[Job] Scan the data below and pick out the lines containing the word "this".

(Stored data)
>>>
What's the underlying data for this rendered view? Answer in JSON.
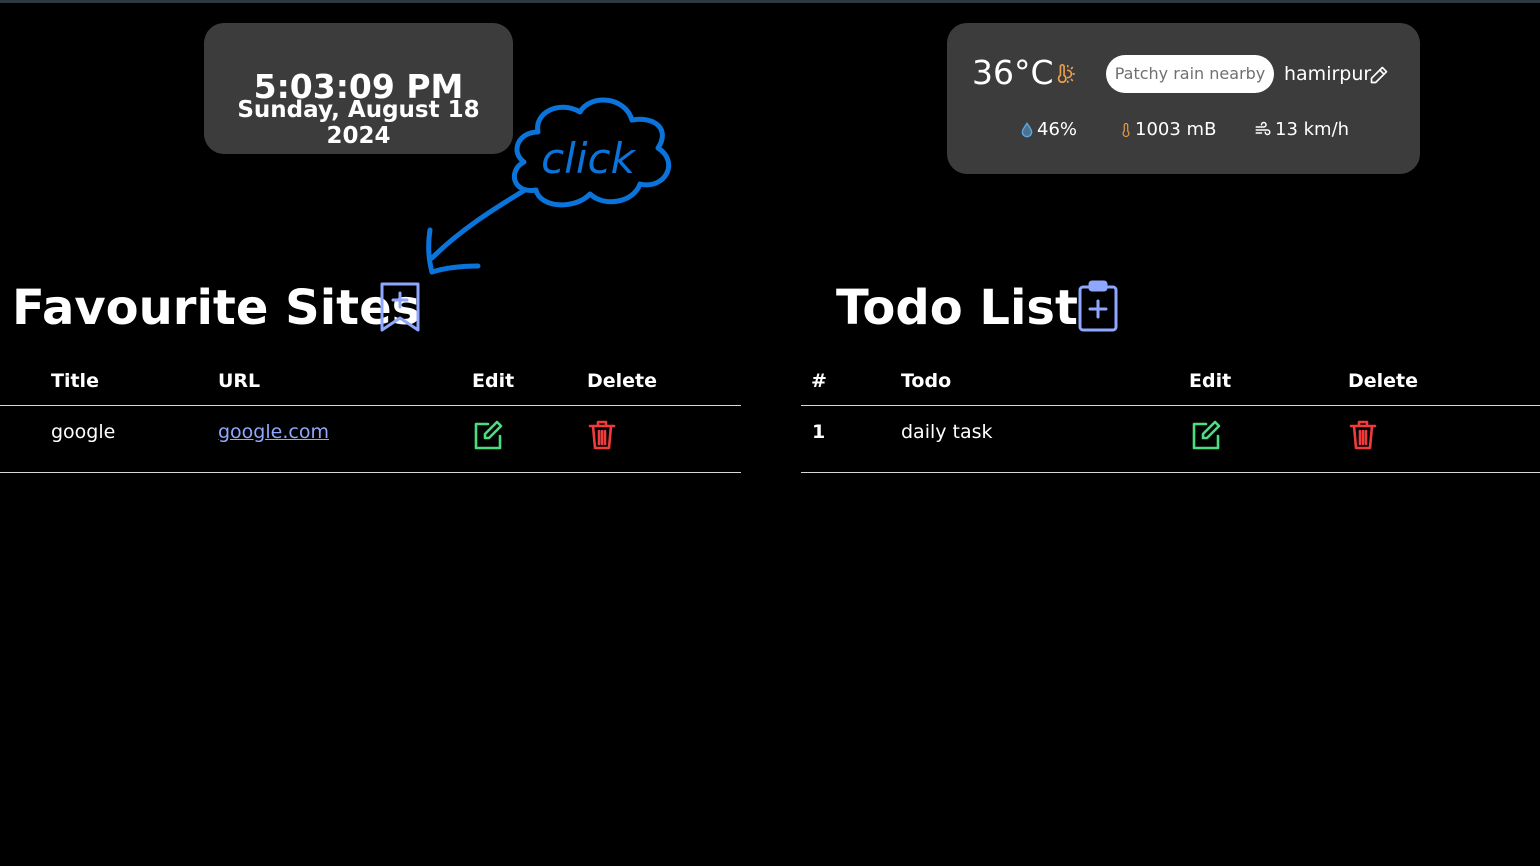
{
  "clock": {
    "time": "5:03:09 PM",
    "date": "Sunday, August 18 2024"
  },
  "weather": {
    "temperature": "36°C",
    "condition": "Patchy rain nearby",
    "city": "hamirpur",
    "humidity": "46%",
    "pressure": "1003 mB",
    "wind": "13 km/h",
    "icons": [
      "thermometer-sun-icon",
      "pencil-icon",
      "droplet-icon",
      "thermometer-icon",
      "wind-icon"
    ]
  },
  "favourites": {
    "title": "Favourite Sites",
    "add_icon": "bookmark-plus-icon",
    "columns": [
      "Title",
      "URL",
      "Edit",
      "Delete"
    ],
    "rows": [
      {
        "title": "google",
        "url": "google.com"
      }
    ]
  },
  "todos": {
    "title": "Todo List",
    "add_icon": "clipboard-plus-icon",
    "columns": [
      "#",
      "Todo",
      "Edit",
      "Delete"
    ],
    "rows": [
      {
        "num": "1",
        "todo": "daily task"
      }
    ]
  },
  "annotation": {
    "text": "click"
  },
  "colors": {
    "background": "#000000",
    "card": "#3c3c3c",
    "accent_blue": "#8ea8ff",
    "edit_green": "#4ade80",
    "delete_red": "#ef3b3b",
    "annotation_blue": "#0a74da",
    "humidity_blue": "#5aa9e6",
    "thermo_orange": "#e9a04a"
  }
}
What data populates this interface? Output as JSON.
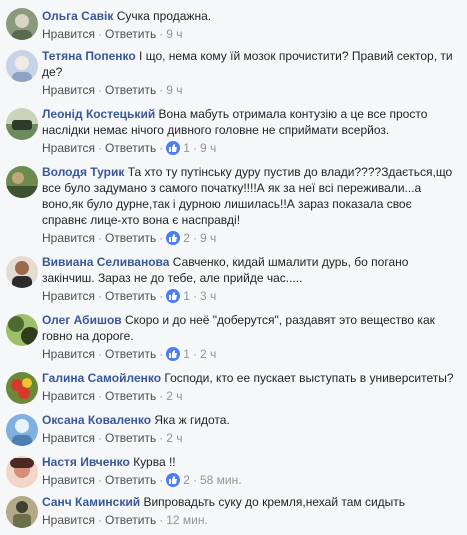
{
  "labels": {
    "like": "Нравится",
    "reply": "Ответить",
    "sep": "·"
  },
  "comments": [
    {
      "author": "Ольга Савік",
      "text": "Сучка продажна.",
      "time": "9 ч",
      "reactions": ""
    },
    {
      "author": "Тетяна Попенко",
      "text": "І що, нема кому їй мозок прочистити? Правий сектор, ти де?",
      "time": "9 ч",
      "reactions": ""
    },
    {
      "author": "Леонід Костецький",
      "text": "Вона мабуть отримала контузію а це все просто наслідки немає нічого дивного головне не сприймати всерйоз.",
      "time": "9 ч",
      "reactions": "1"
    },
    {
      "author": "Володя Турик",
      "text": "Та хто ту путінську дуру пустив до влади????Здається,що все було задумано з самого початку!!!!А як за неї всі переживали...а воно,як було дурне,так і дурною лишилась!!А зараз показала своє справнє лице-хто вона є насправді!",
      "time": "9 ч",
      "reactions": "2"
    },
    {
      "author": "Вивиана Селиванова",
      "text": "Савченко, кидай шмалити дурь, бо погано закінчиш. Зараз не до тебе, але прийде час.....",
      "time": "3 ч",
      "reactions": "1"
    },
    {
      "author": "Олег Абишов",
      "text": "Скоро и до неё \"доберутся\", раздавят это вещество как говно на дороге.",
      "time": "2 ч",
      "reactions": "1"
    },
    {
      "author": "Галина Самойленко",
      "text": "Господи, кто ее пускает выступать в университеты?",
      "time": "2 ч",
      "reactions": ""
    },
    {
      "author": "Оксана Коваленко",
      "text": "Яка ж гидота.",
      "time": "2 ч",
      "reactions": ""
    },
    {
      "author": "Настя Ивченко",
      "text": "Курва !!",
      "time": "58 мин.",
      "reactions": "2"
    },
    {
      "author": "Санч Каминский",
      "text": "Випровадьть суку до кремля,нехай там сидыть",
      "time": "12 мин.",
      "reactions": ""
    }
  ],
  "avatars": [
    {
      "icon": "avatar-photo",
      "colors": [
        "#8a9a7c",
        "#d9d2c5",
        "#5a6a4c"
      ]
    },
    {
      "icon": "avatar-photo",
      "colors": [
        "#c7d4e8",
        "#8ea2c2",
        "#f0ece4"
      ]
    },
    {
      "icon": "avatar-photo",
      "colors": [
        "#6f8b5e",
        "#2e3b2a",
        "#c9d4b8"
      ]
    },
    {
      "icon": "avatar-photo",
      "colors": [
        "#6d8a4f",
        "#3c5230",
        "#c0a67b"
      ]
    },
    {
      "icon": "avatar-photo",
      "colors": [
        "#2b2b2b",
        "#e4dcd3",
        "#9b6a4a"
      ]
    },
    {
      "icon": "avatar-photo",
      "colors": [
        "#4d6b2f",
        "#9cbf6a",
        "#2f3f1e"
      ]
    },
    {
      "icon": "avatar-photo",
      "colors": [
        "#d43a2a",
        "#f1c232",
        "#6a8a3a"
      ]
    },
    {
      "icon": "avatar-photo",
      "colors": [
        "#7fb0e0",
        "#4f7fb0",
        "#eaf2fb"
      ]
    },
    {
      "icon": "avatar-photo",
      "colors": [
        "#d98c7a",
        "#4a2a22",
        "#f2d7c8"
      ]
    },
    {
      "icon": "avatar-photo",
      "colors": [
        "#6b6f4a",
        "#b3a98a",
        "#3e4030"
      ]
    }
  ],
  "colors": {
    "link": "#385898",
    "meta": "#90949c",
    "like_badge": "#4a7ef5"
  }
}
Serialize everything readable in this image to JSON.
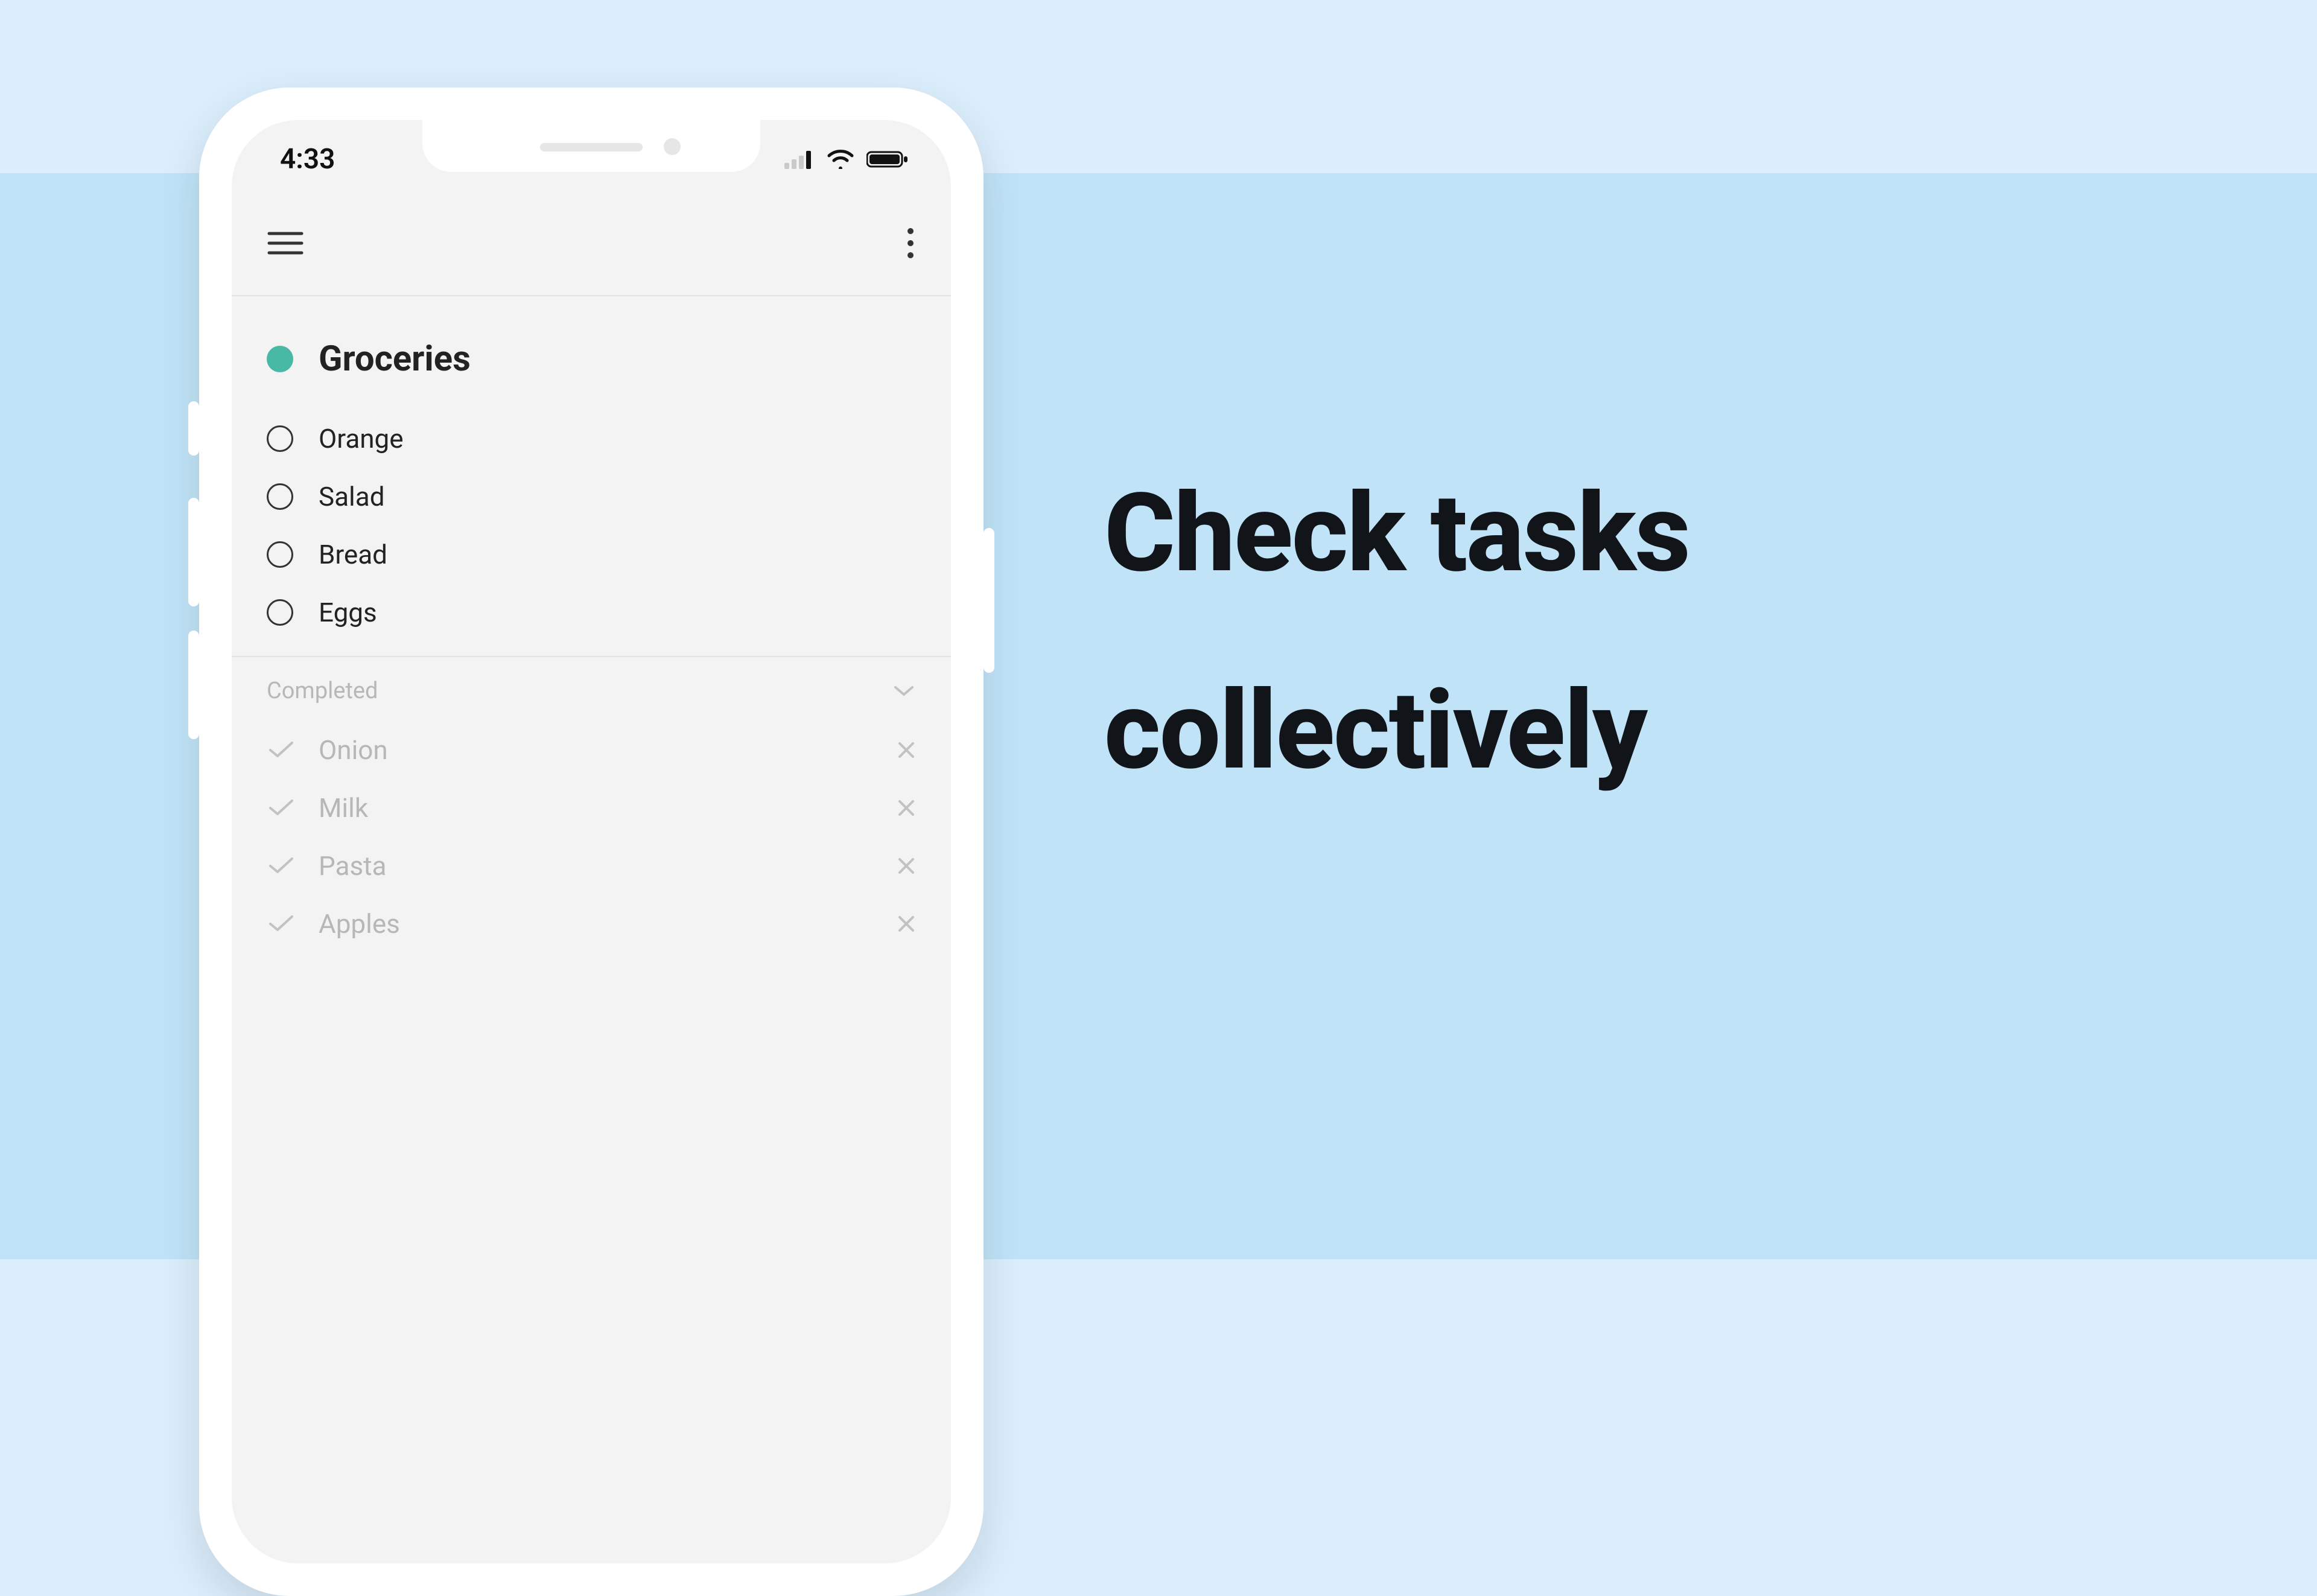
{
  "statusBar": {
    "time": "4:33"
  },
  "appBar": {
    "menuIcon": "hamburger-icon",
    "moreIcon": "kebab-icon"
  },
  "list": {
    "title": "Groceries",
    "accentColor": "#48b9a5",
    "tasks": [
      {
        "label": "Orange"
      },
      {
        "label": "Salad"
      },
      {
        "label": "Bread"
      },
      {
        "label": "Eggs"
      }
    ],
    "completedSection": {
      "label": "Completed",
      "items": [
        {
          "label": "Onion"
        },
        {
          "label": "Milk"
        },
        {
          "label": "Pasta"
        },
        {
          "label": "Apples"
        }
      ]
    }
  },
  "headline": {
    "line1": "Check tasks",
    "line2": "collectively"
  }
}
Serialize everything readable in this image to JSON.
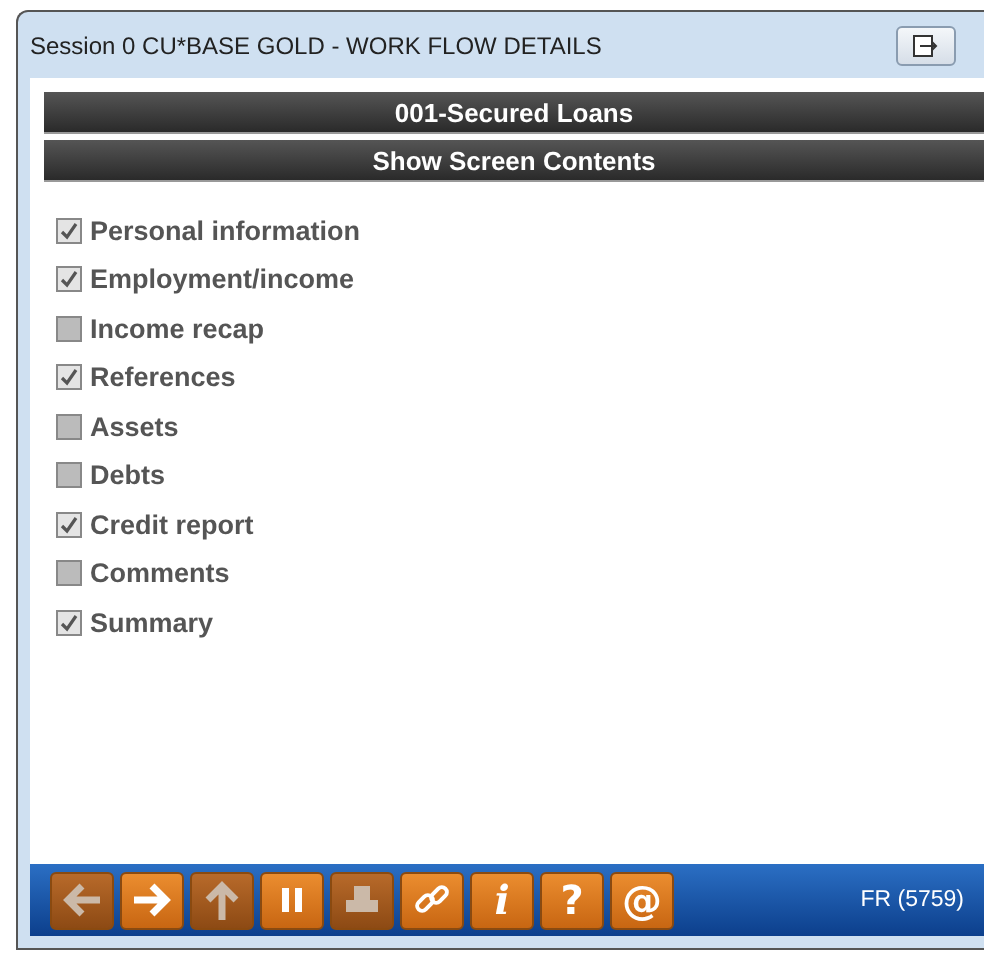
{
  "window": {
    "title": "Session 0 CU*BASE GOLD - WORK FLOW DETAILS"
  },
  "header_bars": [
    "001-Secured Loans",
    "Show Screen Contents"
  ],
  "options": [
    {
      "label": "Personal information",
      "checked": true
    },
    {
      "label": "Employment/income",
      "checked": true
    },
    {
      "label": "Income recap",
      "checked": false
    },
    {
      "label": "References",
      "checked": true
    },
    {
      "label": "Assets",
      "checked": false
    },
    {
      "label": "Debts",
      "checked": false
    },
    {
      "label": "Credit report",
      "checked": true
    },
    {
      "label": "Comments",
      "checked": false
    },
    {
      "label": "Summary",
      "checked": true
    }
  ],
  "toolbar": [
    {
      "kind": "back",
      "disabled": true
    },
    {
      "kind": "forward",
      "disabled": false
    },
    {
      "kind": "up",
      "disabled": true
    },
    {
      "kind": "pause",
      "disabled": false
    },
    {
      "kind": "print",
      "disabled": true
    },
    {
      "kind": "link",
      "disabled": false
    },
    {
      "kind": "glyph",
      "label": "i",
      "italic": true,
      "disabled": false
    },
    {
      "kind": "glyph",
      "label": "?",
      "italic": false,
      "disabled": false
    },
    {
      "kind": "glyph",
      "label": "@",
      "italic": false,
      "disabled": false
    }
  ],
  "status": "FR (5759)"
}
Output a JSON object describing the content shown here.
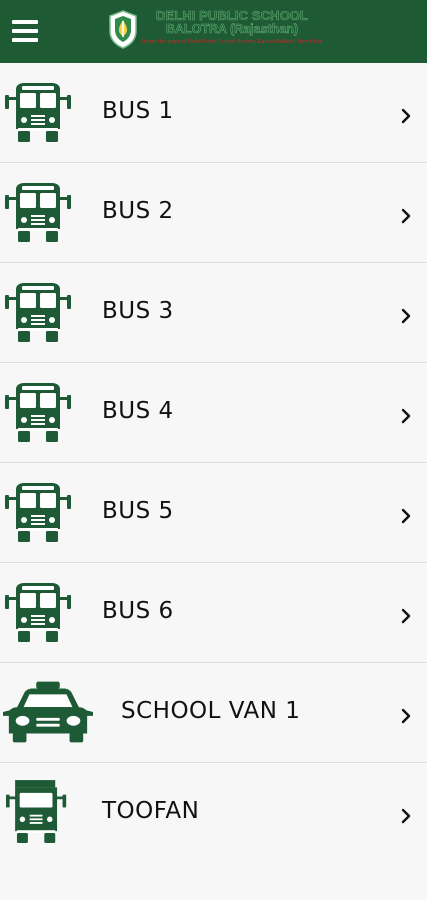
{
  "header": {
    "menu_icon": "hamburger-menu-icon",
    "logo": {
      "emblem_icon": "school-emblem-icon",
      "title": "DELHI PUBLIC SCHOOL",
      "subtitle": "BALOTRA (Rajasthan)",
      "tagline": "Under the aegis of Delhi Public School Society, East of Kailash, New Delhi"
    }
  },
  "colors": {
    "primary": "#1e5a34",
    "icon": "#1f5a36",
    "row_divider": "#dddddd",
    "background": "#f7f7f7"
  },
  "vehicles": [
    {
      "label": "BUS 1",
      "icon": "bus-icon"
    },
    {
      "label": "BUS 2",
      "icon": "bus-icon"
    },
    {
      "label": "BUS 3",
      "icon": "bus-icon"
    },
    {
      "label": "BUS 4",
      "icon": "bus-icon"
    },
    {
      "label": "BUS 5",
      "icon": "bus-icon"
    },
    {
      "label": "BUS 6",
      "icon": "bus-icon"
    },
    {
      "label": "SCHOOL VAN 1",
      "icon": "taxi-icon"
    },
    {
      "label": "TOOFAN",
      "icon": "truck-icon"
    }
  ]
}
<<<
[Result]
What's the underlying data for this rendered view? Answer in JSON.
What data populates this interface? Output as JSON.
Serialize everything readable in this image to JSON.
Serialize everything readable in this image to JSON.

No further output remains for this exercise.